- [THE EXERCISE] Using the records below, please work out how many lines contain "соответствии"; answer with the number alone.

[Records contained in a dataset]
## Begin

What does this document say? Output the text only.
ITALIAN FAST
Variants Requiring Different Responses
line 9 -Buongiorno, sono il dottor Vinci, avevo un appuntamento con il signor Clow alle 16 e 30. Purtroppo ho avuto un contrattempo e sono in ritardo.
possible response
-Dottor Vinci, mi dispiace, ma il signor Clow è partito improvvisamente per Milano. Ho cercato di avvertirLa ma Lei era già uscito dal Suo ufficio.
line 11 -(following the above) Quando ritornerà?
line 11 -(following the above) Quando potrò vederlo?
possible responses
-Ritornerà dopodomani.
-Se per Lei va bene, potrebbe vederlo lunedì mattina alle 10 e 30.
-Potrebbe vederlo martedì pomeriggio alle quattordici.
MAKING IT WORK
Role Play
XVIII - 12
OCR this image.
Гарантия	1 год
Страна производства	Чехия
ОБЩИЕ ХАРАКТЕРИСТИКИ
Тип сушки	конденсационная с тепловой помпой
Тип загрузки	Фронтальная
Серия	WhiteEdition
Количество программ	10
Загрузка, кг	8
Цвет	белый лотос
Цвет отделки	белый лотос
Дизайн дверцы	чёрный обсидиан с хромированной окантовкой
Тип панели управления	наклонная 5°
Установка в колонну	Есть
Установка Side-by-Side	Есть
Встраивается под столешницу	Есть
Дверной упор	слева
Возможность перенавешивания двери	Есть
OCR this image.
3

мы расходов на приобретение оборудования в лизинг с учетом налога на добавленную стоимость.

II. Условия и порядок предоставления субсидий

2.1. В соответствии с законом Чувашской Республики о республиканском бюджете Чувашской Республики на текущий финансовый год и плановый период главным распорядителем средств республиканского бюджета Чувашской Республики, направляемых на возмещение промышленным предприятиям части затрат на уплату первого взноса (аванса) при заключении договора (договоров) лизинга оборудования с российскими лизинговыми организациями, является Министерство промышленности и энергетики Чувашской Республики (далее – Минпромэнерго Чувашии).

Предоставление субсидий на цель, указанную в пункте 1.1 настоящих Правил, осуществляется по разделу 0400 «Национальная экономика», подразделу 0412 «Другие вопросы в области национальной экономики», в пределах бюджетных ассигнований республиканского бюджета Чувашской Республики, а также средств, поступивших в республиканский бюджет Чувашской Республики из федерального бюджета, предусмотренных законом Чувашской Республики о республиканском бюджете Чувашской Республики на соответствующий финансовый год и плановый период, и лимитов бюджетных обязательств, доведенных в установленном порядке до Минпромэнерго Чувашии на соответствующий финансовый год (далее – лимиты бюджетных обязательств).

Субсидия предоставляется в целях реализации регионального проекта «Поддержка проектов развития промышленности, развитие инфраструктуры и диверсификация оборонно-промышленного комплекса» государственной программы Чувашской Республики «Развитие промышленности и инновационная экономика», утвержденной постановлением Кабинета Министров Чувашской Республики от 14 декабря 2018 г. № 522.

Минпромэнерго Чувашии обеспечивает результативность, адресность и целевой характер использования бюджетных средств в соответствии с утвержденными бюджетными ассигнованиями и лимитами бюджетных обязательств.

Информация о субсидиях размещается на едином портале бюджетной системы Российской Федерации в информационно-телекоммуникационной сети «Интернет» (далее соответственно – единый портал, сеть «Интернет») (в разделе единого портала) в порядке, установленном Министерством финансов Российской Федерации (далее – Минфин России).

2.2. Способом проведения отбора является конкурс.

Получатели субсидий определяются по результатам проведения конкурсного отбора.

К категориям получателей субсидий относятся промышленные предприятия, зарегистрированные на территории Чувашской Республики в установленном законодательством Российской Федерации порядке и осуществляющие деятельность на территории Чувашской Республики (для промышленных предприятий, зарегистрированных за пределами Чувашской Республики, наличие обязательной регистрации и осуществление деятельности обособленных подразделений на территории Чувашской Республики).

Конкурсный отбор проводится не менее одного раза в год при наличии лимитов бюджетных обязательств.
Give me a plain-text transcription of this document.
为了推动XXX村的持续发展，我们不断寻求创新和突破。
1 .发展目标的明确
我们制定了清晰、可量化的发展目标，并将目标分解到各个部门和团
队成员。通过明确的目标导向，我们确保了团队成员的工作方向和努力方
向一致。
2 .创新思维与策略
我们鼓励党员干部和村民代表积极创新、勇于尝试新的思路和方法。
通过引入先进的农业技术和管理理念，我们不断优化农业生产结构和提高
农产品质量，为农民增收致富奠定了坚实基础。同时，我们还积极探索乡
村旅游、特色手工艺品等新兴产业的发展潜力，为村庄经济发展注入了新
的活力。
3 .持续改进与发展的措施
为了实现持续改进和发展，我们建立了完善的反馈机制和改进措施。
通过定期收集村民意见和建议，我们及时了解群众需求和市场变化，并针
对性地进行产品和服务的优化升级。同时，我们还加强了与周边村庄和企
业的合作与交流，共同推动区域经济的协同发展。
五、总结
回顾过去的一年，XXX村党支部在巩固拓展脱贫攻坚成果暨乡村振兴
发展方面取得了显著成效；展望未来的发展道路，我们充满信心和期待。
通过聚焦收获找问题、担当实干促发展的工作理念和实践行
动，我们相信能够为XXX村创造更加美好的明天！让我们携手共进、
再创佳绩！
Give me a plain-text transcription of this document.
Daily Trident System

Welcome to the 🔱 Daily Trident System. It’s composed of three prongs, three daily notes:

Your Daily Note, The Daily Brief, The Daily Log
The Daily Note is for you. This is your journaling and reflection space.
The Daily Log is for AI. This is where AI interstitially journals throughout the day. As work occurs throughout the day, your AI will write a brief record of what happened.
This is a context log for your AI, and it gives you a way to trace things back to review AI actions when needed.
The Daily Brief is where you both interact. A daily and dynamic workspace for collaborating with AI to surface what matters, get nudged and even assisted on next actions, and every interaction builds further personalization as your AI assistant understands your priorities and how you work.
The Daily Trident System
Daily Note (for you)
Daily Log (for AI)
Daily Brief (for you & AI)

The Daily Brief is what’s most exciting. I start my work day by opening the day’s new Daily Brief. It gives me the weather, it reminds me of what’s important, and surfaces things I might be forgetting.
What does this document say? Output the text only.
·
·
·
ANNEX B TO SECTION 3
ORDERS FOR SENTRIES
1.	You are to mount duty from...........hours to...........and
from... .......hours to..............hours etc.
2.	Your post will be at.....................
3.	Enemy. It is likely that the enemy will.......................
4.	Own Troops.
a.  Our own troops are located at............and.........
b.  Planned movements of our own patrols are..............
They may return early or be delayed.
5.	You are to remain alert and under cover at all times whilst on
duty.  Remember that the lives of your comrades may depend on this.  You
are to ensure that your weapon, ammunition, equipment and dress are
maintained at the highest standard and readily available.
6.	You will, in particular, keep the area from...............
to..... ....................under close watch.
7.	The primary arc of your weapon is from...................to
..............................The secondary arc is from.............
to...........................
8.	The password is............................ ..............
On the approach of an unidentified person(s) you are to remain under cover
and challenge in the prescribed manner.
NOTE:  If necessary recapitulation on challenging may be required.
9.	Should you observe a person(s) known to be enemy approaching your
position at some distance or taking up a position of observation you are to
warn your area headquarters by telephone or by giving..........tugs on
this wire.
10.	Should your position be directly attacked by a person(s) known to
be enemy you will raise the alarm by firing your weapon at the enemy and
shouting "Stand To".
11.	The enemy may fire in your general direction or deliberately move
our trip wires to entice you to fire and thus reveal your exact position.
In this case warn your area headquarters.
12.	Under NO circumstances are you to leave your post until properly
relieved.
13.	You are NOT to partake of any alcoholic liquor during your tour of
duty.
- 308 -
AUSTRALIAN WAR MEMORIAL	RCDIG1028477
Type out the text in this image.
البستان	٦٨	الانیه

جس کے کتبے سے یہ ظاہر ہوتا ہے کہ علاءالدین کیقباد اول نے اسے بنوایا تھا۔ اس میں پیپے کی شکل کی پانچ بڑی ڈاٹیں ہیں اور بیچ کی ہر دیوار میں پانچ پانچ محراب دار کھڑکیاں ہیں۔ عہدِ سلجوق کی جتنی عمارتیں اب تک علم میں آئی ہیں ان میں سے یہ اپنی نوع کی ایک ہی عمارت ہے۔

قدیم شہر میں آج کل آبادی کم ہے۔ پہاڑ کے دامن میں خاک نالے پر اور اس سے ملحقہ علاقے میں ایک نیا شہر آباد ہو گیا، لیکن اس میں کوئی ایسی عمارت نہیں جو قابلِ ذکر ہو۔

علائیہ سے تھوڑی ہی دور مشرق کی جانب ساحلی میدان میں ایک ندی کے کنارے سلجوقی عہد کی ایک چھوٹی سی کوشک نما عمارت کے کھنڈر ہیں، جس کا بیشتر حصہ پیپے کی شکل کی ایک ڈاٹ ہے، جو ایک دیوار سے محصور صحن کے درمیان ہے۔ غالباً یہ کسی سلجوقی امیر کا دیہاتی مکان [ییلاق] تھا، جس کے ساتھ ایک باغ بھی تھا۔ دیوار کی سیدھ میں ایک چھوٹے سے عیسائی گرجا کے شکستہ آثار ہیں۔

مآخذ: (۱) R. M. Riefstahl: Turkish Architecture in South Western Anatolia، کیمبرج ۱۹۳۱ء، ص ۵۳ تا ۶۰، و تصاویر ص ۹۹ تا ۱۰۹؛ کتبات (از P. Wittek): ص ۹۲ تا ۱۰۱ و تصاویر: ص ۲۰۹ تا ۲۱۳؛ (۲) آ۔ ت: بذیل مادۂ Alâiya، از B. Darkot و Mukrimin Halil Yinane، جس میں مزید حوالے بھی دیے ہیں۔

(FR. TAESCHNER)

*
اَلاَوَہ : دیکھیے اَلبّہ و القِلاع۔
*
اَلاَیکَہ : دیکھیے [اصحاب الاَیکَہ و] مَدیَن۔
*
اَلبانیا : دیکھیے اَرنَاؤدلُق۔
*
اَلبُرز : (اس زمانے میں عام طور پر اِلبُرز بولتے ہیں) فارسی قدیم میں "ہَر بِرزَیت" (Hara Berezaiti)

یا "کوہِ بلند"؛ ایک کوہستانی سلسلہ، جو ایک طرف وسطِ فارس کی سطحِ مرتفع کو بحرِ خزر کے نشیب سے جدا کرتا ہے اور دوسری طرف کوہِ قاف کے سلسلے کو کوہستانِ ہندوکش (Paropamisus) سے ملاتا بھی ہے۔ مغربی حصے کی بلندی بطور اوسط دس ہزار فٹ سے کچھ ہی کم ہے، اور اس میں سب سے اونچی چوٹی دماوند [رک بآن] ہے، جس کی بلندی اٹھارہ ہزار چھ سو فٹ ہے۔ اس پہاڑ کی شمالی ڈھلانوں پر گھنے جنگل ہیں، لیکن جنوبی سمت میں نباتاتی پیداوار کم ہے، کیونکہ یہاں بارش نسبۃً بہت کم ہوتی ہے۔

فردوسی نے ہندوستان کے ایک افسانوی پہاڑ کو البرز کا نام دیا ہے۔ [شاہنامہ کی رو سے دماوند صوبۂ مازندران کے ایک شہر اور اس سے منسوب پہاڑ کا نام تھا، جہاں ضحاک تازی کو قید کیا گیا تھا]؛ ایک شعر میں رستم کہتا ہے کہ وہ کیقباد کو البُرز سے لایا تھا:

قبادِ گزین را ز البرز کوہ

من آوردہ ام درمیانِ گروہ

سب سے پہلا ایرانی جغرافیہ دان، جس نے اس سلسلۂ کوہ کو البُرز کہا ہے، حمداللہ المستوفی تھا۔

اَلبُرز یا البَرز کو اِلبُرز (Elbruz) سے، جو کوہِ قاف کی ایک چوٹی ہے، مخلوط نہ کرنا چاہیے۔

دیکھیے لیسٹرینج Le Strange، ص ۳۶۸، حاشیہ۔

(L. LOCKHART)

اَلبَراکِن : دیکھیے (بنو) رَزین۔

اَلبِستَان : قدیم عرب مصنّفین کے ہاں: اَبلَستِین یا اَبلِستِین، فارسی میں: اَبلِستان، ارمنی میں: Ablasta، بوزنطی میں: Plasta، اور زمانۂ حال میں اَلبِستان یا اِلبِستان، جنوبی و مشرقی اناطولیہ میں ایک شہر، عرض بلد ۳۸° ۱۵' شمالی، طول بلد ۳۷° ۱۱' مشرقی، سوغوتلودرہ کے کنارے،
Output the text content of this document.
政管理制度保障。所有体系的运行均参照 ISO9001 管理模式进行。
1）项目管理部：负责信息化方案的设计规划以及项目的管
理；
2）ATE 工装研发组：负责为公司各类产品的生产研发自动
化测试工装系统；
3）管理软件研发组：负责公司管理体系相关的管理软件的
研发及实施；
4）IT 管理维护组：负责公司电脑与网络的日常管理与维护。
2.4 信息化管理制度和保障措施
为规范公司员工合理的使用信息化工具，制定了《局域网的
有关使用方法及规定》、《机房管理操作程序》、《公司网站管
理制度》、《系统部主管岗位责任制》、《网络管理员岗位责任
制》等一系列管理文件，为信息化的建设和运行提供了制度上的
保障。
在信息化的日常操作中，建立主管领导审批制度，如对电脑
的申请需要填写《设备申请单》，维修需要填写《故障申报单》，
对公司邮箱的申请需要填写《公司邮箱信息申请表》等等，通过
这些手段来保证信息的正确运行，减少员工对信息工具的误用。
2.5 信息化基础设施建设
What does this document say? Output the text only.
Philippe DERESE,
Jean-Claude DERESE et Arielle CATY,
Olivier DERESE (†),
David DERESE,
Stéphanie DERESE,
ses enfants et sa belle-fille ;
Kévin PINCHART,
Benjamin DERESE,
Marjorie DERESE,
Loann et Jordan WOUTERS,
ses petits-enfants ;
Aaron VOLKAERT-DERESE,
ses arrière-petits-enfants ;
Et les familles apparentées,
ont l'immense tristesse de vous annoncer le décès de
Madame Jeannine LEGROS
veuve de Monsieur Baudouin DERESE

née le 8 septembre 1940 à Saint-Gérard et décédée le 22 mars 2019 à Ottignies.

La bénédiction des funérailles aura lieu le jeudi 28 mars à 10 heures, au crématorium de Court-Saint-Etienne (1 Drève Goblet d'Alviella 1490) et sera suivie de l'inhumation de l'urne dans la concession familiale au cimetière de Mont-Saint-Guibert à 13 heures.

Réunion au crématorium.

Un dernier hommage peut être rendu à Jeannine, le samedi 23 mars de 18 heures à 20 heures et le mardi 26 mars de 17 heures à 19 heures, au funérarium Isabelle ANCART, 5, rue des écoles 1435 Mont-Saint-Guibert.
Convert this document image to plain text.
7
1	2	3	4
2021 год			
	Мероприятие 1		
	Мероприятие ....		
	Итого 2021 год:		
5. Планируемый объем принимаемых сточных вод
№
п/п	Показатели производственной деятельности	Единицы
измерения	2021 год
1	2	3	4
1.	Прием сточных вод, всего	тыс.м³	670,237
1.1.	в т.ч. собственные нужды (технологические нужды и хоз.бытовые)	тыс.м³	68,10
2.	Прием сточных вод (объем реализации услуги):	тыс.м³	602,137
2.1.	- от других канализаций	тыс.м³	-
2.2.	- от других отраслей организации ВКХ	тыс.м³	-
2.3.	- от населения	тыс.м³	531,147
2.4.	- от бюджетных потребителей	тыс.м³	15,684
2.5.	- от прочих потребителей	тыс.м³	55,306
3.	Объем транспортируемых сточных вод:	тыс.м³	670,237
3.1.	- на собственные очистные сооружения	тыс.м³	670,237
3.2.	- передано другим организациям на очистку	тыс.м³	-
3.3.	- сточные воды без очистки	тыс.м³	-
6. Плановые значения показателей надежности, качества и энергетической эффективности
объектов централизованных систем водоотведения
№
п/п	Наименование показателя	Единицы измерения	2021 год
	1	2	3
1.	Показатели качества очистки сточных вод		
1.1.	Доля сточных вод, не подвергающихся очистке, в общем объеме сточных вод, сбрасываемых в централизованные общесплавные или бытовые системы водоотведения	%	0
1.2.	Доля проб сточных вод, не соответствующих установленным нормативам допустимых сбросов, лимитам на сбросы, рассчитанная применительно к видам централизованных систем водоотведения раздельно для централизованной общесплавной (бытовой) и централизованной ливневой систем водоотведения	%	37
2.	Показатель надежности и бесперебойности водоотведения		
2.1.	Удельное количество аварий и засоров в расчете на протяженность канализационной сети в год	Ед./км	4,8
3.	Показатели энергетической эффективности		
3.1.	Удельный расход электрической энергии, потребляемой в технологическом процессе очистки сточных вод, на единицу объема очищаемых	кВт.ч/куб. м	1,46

## End

- [OUTPUT FOR THIS EXERCISE] 2